▸ **Exercise prompt**
Copy out all the lines below word for word, but leave out the pictures.
########################################
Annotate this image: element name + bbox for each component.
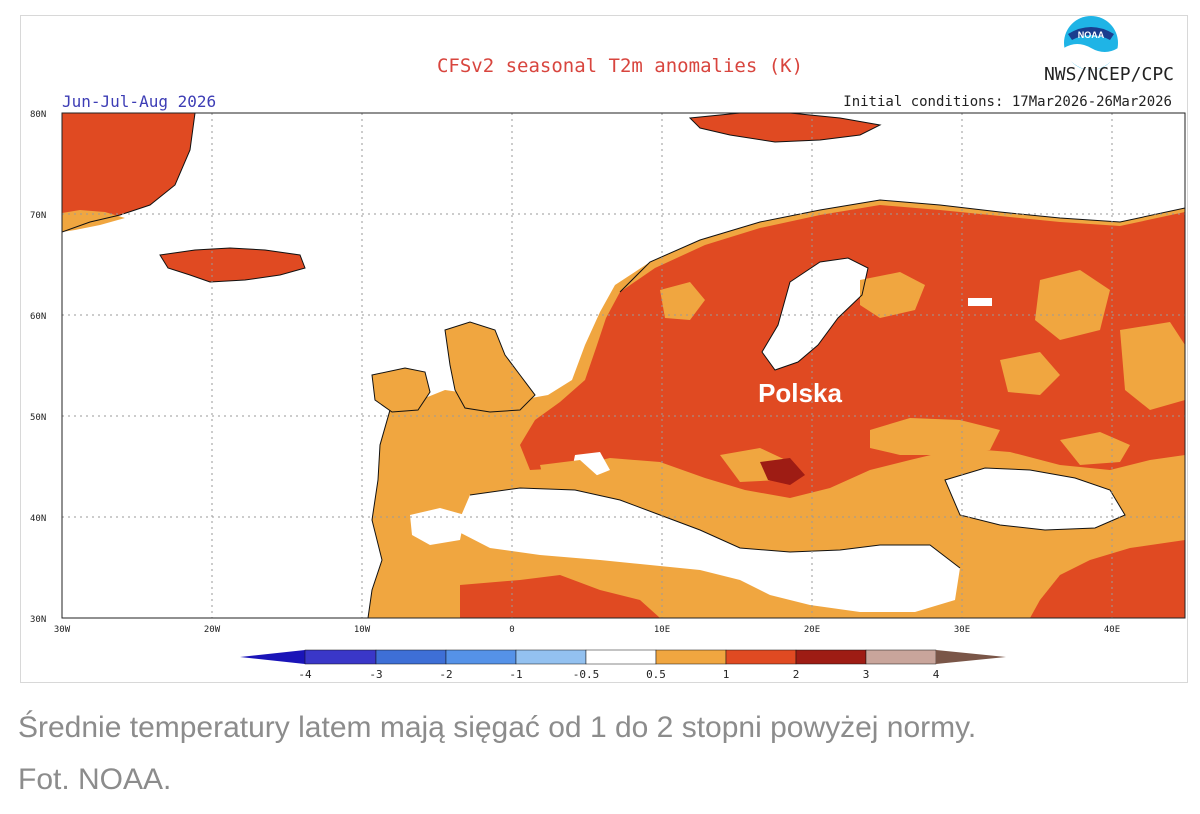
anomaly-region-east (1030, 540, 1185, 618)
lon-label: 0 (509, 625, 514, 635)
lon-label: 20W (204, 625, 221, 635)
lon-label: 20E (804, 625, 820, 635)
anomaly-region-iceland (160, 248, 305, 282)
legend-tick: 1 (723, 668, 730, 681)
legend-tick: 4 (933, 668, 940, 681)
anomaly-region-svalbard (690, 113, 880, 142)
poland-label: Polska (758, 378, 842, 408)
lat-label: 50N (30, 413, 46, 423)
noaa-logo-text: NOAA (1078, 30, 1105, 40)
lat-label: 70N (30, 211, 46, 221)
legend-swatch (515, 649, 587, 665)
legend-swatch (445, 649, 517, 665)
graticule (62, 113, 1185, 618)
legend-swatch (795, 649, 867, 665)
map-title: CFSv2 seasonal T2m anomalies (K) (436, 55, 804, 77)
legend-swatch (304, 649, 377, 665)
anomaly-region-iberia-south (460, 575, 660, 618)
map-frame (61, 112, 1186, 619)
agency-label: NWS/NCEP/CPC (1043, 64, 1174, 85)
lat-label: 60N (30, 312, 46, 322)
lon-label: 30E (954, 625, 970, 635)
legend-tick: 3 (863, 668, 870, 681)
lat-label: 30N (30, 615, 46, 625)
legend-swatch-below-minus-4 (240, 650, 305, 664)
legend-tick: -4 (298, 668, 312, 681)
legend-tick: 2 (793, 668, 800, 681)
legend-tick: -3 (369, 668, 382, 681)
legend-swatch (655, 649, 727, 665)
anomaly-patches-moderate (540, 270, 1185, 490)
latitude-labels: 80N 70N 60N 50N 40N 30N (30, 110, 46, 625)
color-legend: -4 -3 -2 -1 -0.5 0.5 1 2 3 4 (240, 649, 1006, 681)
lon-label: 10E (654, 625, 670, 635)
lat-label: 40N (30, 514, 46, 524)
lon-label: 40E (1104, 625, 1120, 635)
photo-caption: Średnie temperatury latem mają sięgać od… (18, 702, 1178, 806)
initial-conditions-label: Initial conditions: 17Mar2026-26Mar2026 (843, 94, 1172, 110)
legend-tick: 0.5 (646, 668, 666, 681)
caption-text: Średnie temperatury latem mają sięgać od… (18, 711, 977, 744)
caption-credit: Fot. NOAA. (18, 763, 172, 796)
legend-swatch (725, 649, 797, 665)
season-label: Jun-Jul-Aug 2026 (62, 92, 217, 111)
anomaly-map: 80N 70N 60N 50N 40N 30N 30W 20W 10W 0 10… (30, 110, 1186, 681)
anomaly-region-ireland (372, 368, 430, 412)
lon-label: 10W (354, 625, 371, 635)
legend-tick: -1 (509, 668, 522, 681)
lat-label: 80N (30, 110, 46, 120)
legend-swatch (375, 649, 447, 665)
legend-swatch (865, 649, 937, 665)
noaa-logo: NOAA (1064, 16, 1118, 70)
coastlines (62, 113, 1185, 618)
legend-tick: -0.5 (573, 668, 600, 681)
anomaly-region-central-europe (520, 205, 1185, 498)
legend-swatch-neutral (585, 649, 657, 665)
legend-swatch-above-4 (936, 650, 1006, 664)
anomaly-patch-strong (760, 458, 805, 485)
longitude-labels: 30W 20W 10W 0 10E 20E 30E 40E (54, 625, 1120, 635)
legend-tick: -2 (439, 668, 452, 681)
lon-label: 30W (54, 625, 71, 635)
########################################
▸ **Solution**
Annotate this image: element name + bbox for each component.
anomaly-region-east (1030, 540, 1185, 618)
lon-label: 0 (509, 625, 514, 635)
lon-label: 20W (204, 625, 221, 635)
lon-label: 20E (804, 625, 820, 635)
anomaly-region-iceland (160, 248, 305, 282)
legend-tick: 1 (723, 668, 730, 681)
legend-tick: 4 (933, 668, 940, 681)
anomaly-region-svalbard (690, 113, 880, 142)
poland-label: Polska (758, 378, 842, 408)
lat-label: 50N (30, 413, 46, 423)
noaa-logo-text: NOAA (1078, 30, 1105, 40)
lat-label: 70N (30, 211, 46, 221)
legend-swatch (515, 649, 587, 665)
legend-swatch (445, 649, 517, 665)
graticule (62, 113, 1185, 618)
legend-swatch (795, 649, 867, 665)
map-title: CFSv2 seasonal T2m anomalies (K) (436, 55, 804, 77)
legend-swatch (304, 649, 377, 665)
anomaly-region-iberia-south (460, 575, 660, 618)
map-frame (61, 112, 1186, 619)
agency-label: NWS/NCEP/CPC (1043, 64, 1174, 85)
lat-label: 60N (30, 312, 46, 322)
lon-label: 30E (954, 625, 970, 635)
legend-tick: 3 (863, 668, 870, 681)
lat-label: 30N (30, 615, 46, 625)
legend-swatch-below-minus-4 (240, 650, 305, 664)
legend-tick: -4 (298, 668, 312, 681)
legend-tick: 2 (793, 668, 800, 681)
legend-tick: -3 (369, 668, 382, 681)
legend-swatch (655, 649, 727, 665)
anomaly-patches-moderate (540, 270, 1185, 490)
latitude-labels: 80N 70N 60N 50N 40N 30N (30, 110, 46, 625)
color-legend: -4 -3 -2 -1 -0.5 0.5 1 2 3 4 (240, 649, 1006, 681)
lon-label: 10E (654, 625, 670, 635)
lat-label: 40N (30, 514, 46, 524)
lon-label: 40E (1104, 625, 1120, 635)
photo-caption: Średnie temperatury latem mają sięgać od… (18, 702, 1178, 806)
initial-conditions-label: Initial conditions: 17Mar2026-26Mar2026 (843, 94, 1172, 110)
legend-tick: 0.5 (646, 668, 666, 681)
caption-text: Średnie temperatury latem mają sięgać od… (18, 711, 977, 744)
caption-credit: Fot. NOAA. (18, 763, 172, 796)
legend-swatch (725, 649, 797, 665)
season-label: Jun-Jul-Aug 2026 (62, 92, 217, 111)
anomaly-map: 80N 70N 60N 50N 40N 30N 30W 20W 10W 0 10… (30, 110, 1186, 681)
anomaly-region-ireland (372, 368, 430, 412)
lon-label: 10W (354, 625, 371, 635)
legend-tick: -1 (509, 668, 522, 681)
lat-label: 80N (30, 110, 46, 120)
legend-swatch (375, 649, 447, 665)
legend-swatch (865, 649, 937, 665)
noaa-logo: NOAA (1064, 16, 1118, 70)
coastlines (62, 113, 1185, 618)
legend-tick: -0.5 (573, 668, 600, 681)
anomaly-region-central-europe (520, 205, 1185, 498)
legend-swatch-neutral (585, 649, 657, 665)
legend-swatch-above-4 (936, 650, 1006, 664)
anomaly-patch-strong (760, 458, 805, 485)
longitude-labels: 30W 20W 10W 0 10E 20E 30E 40E (54, 625, 1120, 635)
legend-tick: -2 (439, 668, 452, 681)
lon-label: 30W (54, 625, 71, 635)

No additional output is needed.